_PROMPT_
Reproduce every item below, line for line and without any change.

_RECORDS FOR THE TASK_
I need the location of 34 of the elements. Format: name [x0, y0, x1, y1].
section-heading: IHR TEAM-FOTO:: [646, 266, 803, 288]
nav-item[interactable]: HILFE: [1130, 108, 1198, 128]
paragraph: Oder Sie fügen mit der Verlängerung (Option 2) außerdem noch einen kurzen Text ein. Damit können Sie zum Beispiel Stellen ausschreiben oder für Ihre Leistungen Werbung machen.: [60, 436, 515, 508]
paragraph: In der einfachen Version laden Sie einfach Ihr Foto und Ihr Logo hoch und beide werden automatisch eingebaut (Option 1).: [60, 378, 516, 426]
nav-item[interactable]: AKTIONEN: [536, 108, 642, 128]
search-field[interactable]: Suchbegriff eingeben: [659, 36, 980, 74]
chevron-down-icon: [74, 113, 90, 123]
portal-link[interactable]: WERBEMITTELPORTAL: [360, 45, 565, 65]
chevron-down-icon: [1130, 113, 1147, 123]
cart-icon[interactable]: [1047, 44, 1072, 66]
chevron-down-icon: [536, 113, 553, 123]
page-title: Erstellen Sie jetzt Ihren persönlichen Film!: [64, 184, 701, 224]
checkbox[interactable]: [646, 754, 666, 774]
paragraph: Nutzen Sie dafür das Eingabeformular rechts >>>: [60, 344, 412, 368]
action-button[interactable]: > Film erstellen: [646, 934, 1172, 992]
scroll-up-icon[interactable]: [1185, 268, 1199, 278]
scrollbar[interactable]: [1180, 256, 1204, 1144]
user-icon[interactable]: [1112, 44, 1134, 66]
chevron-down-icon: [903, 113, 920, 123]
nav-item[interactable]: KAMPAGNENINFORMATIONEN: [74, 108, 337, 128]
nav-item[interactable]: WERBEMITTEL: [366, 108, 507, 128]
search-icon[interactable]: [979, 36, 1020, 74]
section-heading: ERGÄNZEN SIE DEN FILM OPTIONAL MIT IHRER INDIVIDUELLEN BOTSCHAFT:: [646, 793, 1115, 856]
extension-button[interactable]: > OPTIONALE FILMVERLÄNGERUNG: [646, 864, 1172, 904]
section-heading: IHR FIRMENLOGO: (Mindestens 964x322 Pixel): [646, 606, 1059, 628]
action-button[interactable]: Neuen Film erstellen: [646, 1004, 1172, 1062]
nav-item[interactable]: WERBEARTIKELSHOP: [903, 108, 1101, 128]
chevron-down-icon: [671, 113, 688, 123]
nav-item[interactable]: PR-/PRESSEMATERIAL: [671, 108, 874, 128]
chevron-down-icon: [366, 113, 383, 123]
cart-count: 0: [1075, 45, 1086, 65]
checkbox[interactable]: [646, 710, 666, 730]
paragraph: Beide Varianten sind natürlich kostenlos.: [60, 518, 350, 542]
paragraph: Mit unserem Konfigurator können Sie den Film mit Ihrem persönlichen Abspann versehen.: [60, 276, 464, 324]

_EXPECTED ANSWER_
I need the location of 34 of the elements. Format: name [x0, y0, x1, y1].
section-heading: IHR TEAM-FOTO:: [646, 266, 803, 288]
nav-item[interactable]: HILFE: [1130, 108, 1198, 128]
paragraph: Oder Sie fügen mit der Verlängerung (Option 2) außerdem noch einen kurzen Text ein. Damit können Sie zum Beispiel Stellen ausschreiben oder für Ihre Leistungen Werbung machen.: [60, 436, 515, 508]
paragraph: In der einfachen Version laden Sie einfach Ihr Foto und Ihr Logo hoch und beide werden automatisch eingebaut (Option 1).: [60, 378, 516, 426]
nav-item[interactable]: AKTIONEN: [536, 108, 642, 128]
search-field[interactable]: Suchbegriff eingeben: [659, 36, 980, 74]
chevron-down-icon: [74, 113, 90, 123]
portal-link[interactable]: WERBEMITTELPORTAL: [360, 45, 565, 65]
chevron-down-icon: [1130, 113, 1147, 123]
cart-icon[interactable]: [1047, 44, 1072, 66]
chevron-down-icon: [536, 113, 553, 123]
page-title: Erstellen Sie jetzt Ihren persönlichen Film!: [64, 184, 701, 224]
checkbox[interactable]: [646, 754, 666, 774]
paragraph: Nutzen Sie dafür das Eingabeformular rechts >>>: [60, 344, 412, 368]
action-button[interactable]: > Film erstellen: [646, 934, 1172, 992]
scroll-up-icon[interactable]: [1185, 268, 1199, 278]
scrollbar[interactable]: [1180, 256, 1204, 1144]
user-icon[interactable]: [1112, 44, 1134, 66]
chevron-down-icon: [903, 113, 920, 123]
nav-item[interactable]: KAMPAGNENINFORMATIONEN: [74, 108, 337, 128]
nav-item[interactable]: WERBEMITTEL: [366, 108, 507, 128]
search-icon[interactable]: [979, 36, 1020, 74]
section-heading: ERGÄNZEN SIE DEN FILM OPTIONAL MIT IHRER INDIVIDUELLEN BOTSCHAFT:: [646, 793, 1115, 856]
extension-button[interactable]: > OPTIONALE FILMVERLÄNGERUNG: [646, 864, 1172, 904]
section-heading: IHR FIRMENLOGO: (Mindestens 964x322 Pixel): [646, 606, 1059, 628]
action-button[interactable]: Neuen Film erstellen: [646, 1004, 1172, 1062]
nav-item[interactable]: WERBEARTIKELSHOP: [903, 108, 1101, 128]
chevron-down-icon: [671, 113, 688, 123]
nav-item[interactable]: PR-/PRESSEMATERIAL: [671, 108, 874, 128]
chevron-down-icon: [366, 113, 383, 123]
cart-count: 0: [1075, 45, 1086, 65]
checkbox[interactable]: [646, 710, 666, 730]
paragraph: Beide Varianten sind natürlich kostenlos.: [60, 518, 350, 542]
paragraph: Mit unserem Konfigurator können Sie den Film mit Ihrem persönlichen Abspann versehen.: [60, 276, 464, 324]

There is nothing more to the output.